Saved entries:
# # # #
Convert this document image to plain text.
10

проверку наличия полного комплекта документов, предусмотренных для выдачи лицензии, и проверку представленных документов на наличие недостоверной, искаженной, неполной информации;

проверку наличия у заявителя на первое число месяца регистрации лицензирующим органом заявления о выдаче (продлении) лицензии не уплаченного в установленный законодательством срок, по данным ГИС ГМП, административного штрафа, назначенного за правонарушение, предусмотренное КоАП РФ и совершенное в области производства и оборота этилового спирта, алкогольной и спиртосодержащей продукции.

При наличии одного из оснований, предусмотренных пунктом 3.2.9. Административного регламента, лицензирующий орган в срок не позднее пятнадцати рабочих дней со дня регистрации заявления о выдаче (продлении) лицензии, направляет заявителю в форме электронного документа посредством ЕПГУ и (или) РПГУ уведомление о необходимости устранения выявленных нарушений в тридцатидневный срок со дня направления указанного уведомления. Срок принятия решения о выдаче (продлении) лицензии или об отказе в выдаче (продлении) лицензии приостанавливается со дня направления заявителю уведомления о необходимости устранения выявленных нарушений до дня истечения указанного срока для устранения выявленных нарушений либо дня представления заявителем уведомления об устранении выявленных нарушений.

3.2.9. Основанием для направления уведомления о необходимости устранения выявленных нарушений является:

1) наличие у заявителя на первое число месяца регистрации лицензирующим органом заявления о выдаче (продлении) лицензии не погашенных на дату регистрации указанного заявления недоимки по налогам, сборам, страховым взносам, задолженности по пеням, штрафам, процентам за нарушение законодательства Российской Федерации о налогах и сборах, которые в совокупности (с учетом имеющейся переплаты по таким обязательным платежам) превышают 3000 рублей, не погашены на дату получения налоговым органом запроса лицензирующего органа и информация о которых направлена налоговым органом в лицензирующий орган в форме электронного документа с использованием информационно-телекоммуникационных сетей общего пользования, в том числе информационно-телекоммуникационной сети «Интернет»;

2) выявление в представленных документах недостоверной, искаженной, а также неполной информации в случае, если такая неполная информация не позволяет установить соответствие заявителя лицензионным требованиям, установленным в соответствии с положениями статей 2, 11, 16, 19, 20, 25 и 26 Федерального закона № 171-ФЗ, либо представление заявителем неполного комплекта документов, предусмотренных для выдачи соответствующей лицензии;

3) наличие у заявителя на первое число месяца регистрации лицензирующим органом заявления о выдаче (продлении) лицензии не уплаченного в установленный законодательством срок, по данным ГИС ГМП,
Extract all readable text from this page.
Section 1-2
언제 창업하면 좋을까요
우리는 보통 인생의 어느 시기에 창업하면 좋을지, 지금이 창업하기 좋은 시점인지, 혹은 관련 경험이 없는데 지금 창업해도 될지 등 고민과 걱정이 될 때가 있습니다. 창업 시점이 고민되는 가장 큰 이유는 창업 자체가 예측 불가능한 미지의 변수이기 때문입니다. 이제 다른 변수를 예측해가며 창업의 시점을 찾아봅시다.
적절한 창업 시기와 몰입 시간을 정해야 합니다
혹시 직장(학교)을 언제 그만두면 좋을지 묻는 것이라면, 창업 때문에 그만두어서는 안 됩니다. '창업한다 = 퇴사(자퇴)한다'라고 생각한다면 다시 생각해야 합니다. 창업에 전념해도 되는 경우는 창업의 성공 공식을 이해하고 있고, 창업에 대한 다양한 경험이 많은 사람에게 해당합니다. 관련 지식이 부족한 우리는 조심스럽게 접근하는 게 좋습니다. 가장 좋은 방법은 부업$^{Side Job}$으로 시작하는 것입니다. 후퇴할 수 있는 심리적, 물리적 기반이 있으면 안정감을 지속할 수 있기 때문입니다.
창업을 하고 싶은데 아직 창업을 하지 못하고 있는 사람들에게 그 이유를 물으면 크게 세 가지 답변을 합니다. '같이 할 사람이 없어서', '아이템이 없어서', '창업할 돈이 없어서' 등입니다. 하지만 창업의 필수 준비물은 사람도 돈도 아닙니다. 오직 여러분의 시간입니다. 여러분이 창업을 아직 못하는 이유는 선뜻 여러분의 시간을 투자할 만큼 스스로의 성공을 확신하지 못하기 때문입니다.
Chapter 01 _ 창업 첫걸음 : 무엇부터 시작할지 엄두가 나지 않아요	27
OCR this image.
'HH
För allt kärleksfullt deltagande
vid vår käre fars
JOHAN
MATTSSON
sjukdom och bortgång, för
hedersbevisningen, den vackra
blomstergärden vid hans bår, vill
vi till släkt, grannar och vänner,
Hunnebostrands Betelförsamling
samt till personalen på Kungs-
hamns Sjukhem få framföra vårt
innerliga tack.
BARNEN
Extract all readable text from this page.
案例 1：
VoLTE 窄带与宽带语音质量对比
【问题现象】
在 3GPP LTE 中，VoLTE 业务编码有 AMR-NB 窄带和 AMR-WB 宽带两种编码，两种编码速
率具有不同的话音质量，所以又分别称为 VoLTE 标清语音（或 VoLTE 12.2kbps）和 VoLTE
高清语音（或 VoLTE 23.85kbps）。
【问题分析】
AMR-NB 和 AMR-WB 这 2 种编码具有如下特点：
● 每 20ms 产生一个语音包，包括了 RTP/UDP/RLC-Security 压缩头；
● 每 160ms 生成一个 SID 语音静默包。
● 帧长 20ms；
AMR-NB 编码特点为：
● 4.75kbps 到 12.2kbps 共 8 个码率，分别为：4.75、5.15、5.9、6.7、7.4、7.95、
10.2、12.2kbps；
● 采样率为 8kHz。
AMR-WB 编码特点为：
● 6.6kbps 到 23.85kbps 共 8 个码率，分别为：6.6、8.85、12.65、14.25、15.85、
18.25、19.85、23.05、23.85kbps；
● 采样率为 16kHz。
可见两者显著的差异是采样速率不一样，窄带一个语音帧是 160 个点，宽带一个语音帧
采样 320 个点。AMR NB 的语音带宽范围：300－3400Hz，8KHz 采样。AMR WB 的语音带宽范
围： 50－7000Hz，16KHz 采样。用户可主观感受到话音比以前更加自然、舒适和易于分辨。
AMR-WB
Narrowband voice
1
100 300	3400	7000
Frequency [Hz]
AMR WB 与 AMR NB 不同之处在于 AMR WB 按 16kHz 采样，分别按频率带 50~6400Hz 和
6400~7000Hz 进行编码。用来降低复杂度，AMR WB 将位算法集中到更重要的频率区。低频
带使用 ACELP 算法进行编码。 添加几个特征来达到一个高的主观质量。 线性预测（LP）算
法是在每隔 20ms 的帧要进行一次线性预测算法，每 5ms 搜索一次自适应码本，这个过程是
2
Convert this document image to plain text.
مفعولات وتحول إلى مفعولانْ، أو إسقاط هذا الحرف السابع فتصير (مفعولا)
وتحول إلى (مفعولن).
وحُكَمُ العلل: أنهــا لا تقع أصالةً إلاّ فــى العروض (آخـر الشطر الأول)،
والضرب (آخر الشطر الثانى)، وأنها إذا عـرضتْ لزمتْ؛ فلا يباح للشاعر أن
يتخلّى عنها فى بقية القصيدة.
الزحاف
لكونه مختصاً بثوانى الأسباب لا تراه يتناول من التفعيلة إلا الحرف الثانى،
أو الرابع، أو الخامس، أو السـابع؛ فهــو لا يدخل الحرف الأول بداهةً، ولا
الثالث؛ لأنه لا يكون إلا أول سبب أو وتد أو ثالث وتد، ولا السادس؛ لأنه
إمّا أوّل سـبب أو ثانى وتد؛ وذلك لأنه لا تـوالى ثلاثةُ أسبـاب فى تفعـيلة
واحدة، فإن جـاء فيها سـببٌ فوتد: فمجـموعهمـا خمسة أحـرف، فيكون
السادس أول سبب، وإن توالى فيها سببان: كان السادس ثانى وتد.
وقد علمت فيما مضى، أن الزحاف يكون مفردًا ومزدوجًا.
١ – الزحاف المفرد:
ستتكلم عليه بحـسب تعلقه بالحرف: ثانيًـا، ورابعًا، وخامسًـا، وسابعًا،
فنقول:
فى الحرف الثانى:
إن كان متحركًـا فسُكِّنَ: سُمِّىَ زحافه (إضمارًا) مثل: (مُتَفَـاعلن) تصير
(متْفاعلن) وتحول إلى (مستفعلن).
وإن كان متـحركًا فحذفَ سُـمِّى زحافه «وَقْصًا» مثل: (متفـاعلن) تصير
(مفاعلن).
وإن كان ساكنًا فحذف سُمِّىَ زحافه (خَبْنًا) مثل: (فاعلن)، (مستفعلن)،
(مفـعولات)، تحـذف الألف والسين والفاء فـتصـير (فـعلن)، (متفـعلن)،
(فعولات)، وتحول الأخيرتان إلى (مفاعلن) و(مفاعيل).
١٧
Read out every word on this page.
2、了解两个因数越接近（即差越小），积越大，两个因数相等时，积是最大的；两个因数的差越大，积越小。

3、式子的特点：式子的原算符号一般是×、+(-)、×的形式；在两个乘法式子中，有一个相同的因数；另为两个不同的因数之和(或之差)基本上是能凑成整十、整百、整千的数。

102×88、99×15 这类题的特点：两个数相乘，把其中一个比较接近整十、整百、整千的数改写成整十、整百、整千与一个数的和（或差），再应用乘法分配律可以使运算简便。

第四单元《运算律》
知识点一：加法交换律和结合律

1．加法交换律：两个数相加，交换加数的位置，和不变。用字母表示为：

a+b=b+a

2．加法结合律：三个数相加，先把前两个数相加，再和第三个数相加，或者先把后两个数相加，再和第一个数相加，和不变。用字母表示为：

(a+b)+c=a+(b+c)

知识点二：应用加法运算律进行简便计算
# # # #
▸ **TASK OBJECTIVE**: Find the lines above that include the string "информации" and copy them.

▸ **EXPECTED OUTPUT**:
проверку наличия полного комплекта документов, предусмотренных для выдачи лицензии, и проверку представленных документов на наличие недостоверной, искаженной, неполной информации;
2) выявление в представленных документах недостоверной, искаженной, а также неполной информации в случае, если такая неполная информация не позволяет установить соответствие заявителя лицензионным требованиям, установленным в соответствии с положениями статей 2, 11, 16, 19, 20, 25 и 26 Федерального закона № 171-ФЗ, либо представление заявителем неполного комплекта документов, предусмотренных для выдачи соответствующей лицензии;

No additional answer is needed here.